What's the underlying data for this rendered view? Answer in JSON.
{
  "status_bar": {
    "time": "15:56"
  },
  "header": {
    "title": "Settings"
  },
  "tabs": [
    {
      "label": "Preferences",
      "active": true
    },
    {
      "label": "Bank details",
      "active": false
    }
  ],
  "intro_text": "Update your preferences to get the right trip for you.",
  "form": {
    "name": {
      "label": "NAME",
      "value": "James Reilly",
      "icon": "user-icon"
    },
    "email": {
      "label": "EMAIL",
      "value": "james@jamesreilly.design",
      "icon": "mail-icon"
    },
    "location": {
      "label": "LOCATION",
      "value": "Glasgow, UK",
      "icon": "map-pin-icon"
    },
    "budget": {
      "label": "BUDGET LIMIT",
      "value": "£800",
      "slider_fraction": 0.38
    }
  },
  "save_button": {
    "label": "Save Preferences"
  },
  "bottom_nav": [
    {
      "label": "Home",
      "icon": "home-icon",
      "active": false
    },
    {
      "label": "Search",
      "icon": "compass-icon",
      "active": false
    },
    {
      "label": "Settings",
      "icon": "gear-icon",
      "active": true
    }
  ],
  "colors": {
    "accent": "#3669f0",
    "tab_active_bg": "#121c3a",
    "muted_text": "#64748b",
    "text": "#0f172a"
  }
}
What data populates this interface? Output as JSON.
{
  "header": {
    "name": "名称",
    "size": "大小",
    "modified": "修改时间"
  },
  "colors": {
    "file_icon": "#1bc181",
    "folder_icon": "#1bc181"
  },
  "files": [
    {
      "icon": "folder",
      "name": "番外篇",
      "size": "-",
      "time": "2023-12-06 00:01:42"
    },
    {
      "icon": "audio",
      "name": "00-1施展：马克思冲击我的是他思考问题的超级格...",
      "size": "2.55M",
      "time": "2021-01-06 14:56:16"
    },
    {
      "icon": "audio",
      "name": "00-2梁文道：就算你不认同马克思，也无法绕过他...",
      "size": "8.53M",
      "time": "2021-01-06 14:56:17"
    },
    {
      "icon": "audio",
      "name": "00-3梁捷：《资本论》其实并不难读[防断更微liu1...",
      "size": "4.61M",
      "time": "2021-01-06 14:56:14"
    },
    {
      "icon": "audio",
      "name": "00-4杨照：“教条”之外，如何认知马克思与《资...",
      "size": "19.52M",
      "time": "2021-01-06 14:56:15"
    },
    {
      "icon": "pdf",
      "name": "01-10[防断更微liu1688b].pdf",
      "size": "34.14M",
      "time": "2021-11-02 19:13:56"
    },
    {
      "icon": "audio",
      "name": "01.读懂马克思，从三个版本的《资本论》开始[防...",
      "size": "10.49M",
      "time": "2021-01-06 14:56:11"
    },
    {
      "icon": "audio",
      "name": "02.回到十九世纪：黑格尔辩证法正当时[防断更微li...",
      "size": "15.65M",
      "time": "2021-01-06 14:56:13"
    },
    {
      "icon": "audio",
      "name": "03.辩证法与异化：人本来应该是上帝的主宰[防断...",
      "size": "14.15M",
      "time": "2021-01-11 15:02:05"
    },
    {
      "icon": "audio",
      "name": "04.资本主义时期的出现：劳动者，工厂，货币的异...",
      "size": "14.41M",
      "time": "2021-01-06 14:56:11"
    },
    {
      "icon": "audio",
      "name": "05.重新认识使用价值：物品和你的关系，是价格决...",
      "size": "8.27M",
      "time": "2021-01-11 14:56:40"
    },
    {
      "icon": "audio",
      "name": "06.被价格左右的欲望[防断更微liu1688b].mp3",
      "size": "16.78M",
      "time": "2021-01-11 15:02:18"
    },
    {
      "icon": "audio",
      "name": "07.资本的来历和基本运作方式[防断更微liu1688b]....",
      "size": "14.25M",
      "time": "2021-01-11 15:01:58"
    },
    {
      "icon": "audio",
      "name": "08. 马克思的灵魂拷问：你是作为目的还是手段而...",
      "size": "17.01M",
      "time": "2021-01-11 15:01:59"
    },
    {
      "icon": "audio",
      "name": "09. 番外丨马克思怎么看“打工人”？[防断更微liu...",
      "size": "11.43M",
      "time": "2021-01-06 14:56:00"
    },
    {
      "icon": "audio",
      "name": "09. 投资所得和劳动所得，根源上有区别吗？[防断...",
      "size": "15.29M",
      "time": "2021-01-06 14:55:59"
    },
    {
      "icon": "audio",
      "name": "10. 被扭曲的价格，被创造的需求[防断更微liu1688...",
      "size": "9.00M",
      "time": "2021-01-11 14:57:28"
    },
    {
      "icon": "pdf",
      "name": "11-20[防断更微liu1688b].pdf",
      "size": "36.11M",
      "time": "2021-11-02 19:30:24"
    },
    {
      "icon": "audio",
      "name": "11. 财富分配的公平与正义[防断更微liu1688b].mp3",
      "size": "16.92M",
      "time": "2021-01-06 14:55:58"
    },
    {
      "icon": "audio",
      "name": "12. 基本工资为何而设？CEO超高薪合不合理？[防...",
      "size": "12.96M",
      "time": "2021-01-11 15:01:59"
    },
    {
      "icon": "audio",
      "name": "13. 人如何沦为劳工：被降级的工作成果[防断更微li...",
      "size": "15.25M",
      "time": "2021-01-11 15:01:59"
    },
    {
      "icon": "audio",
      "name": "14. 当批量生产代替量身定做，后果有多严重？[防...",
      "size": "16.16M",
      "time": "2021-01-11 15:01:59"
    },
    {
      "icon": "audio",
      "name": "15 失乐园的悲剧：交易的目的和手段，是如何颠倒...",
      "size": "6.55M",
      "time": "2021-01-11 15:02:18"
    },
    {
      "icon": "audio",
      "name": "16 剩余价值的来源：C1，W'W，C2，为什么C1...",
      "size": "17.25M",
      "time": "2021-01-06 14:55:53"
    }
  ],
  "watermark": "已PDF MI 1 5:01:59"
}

---+---

> The task:
Repeat each record exactly, leaving nothing out.

> The output:
What's the underlying data for this rendered view? Answer in JSON.
{
  "status_bar": {
    "time": "15:56"
  },
  "header": {
    "title": "Settings"
  },
  "tabs": [
    {
      "label": "Preferences",
      "active": true
    },
    {
      "label": "Bank details",
      "active": false
    }
  ],
  "intro_text": "Update your preferences to get the right trip for you.",
  "form": {
    "name": {
      "label": "NAME",
      "value": "James Reilly",
      "icon": "user-icon"
    },
    "email": {
      "label": "EMAIL",
      "value": "james@jamesreilly.design",
      "icon": "mail-icon"
    },
    "location": {
      "label": "LOCATION",
      "value": "Glasgow, UK",
      "icon": "map-pin-icon"
    },
    "budget": {
      "label": "BUDGET LIMIT",
      "value": "£800",
      "slider_fraction": 0.38
    }
  },
  "save_button": {
    "label": "Save Preferences"
  },
  "bottom_nav": [
    {
      "label": "Home",
      "icon": "home-icon",
      "active": false
    },
    {
      "label": "Search",
      "icon": "compass-icon",
      "active": false
    },
    {
      "label": "Settings",
      "icon": "gear-icon",
      "active": true
    }
  ],
  "colors": {
    "accent": "#3669f0",
    "tab_active_bg": "#121c3a",
    "muted_text": "#64748b",
    "text": "#0f172a"
  }
}
What data populates this interface? Output as JSON.
{
  "header": {
    "name": "名称",
    "size": "大小",
    "modified": "修改时间"
  },
  "colors": {
    "file_icon": "#1bc181",
    "folder_icon": "#1bc181"
  },
  "files": [
    {
      "icon": "folder",
      "name": "番外篇",
      "size": "-",
      "time": "2023-12-06 00:01:42"
    },
    {
      "icon": "audio",
      "name": "00-1施展：马克思冲击我的是他思考问题的超级格...",
      "size": "2.55M",
      "time": "2021-01-06 14:56:16"
    },
    {
      "icon": "audio",
      "name": "00-2梁文道：就算你不认同马克思，也无法绕过他...",
      "size": "8.53M",
      "time": "2021-01-06 14:56:17"
    },
    {
      "icon": "audio",
      "name": "00-3梁捷：《资本论》其实并不难读[防断更微liu1...",
      "size": "4.61M",
      "time": "2021-01-06 14:56:14"
    },
    {
      "icon": "audio",
      "name": "00-4杨照：“教条”之外，如何认知马克思与《资...",
      "size": "19.52M",
      "time": "2021-01-06 14:56:15"
    },
    {
      "icon": "pdf",
      "name": "01-10[防断更微liu1688b].pdf",
      "size": "34.14M",
      "time": "2021-11-02 19:13:56"
    },
    {
      "icon": "audio",
      "name": "01.读懂马克思，从三个版本的《资本论》开始[防...",
      "size": "10.49M",
      "time": "2021-01-06 14:56:11"
    },
    {
      "icon": "audio",
      "name": "02.回到十九世纪：黑格尔辩证法正当时[防断更微li...",
      "size": "15.65M",
      "time": "2021-01-06 14:56:13"
    },
    {
      "icon": "audio",
      "name": "03.辩证法与异化：人本来应该是上帝的主宰[防断...",
      "size": "14.15M",
      "time": "2021-01-11 15:02:05"
    },
    {
      "icon": "audio",
      "name": "04.资本主义时期的出现：劳动者，工厂，货币的异...",
      "size": "14.41M",
      "time": "2021-01-06 14:56:11"
    },
    {
      "icon": "audio",
      "name": "05.重新认识使用价值：物品和你的关系，是价格决...",
      "size": "8.27M",
      "time": "2021-01-11 14:56:40"
    },
    {
      "icon": "audio",
      "name": "06.被价格左右的欲望[防断更微liu1688b].mp3",
      "size": "16.78M",
      "time": "2021-01-11 15:02:18"
    },
    {
      "icon": "audio",
      "name": "07.资本的来历和基本运作方式[防断更微liu1688b]....",
      "size": "14.25M",
      "time": "2021-01-11 15:01:58"
    },
    {
      "icon": "audio",
      "name": "08. 马克思的灵魂拷问：你是作为目的还是手段而...",
      "size": "17.01M",
      "time": "2021-01-11 15:01:59"
    },
    {
      "icon": "audio",
      "name": "09. 番外丨马克思怎么看“打工人”？[防断更微liu...",
      "size": "11.43M",
      "time": "2021-01-06 14:56:00"
    },
    {
      "icon": "audio",
      "name": "09. 投资所得和劳动所得，根源上有区别吗？[防断...",
      "size": "15.29M",
      "time": "2021-01-06 14:55:59"
    },
    {
      "icon": "audio",
      "name": "10. 被扭曲的价格，被创造的需求[防断更微liu1688...",
      "size": "9.00M",
      "time": "2021-01-11 14:57:28"
    },
    {
      "icon": "pdf",
      "name": "11-20[防断更微liu1688b].pdf",
      "size": "36.11M",
      "time": "2021-11-02 19:30:24"
    },
    {
      "icon": "audio",
      "name": "11. 财富分配的公平与正义[防断更微liu1688b].mp3",
      "size": "16.92M",
      "time": "2021-01-06 14:55:58"
    },
    {
      "icon": "audio",
      "name": "12. 基本工资为何而设？CEO超高薪合不合理？[防...",
      "size": "12.96M",
      "time": "2021-01-11 15:01:59"
    },
    {
      "icon": "audio",
      "name": "13. 人如何沦为劳工：被降级的工作成果[防断更微li...",
      "size": "15.25M",
      "time": "2021-01-11 15:01:59"
    },
    {
      "icon": "audio",
      "name": "14. 当批量生产代替量身定做，后果有多严重？[防...",
      "size": "16.16M",
      "time": "2021-01-11 15:01:59"
    },
    {
      "icon": "audio",
      "name": "15 失乐园的悲剧：交易的目的和手段，是如何颠倒...",
      "size": "6.55M",
      "time": "2021-01-11 15:02:18"
    },
    {
      "icon": "audio",
      "name": "16 剩余价值的来源：C1，W'W，C2，为什么C1...",
      "size": "17.25M",
      "time": "2021-01-06 14:55:53"
    }
  ],
  "watermark": "已PDF MI 1 5:01:59"
}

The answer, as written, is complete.